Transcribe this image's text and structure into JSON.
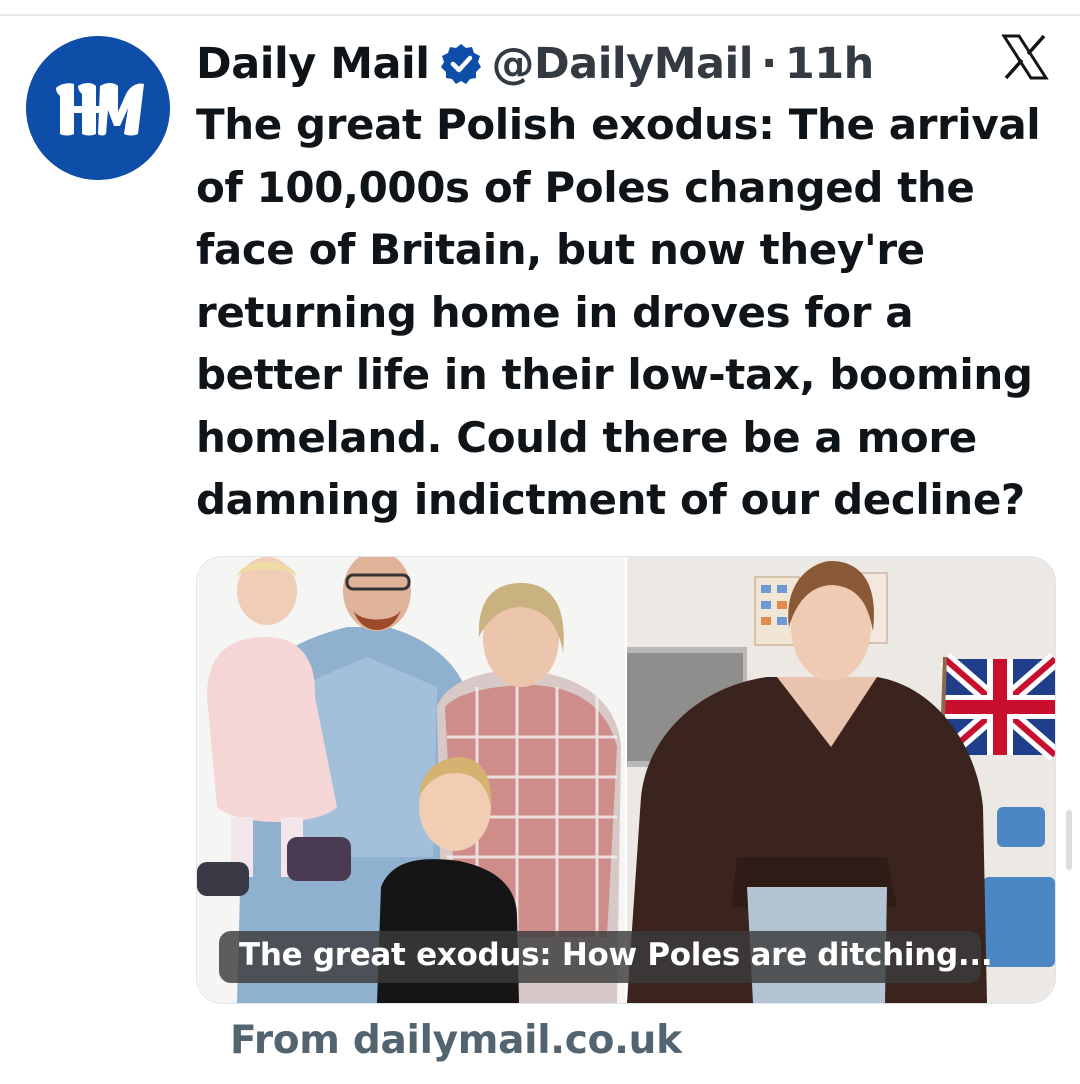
{
  "account": {
    "display_name": "Daily Mail",
    "handle": "@DailyMail",
    "separator": "·",
    "time": "11h",
    "avatar_icon": "daily-mail-logo-icon",
    "avatar_color": "#0f4ea8",
    "verified_color": "#0f4ea8"
  },
  "tweet": {
    "lines": [
      "The great Polish exodus: The arrival",
      "of 100,000s of Poles changed the",
      "face of Britain, but now they're",
      "returning home in droves for a",
      "better life in their low-tax, booming",
      "homeland. Could there be a more",
      "damning indictment of our decline?"
    ]
  },
  "link_card": {
    "caption": "The great exodus: How Poles are ditching...",
    "source": "From dailymail.co.uk"
  },
  "icons": {
    "platform": "x-logo-icon",
    "verified": "verified-badge-icon"
  }
}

WHAT THE TASK REQUIRES:
Nothing in the entries should change as you copy them, except that the pictures are left out.

OUTPUT FOR THIS TASK:
Transcribe this image's text and structure into JSON.
{
  "account": {
    "display_name": "Daily Mail",
    "handle": "@DailyMail",
    "separator": "·",
    "time": "11h",
    "avatar_icon": "daily-mail-logo-icon",
    "avatar_color": "#0f4ea8",
    "verified_color": "#0f4ea8"
  },
  "tweet": {
    "lines": [
      "The great Polish exodus: The arrival",
      "of 100,000s of Poles changed the",
      "face of Britain, but now they're",
      "returning home in droves for a",
      "better life in their low-tax, booming",
      "homeland. Could there be a more",
      "damning indictment of our decline?"
    ]
  },
  "link_card": {
    "caption": "The great exodus: How Poles are ditching...",
    "source": "From dailymail.co.uk"
  },
  "icons": {
    "platform": "x-logo-icon",
    "verified": "verified-badge-icon"
  }
}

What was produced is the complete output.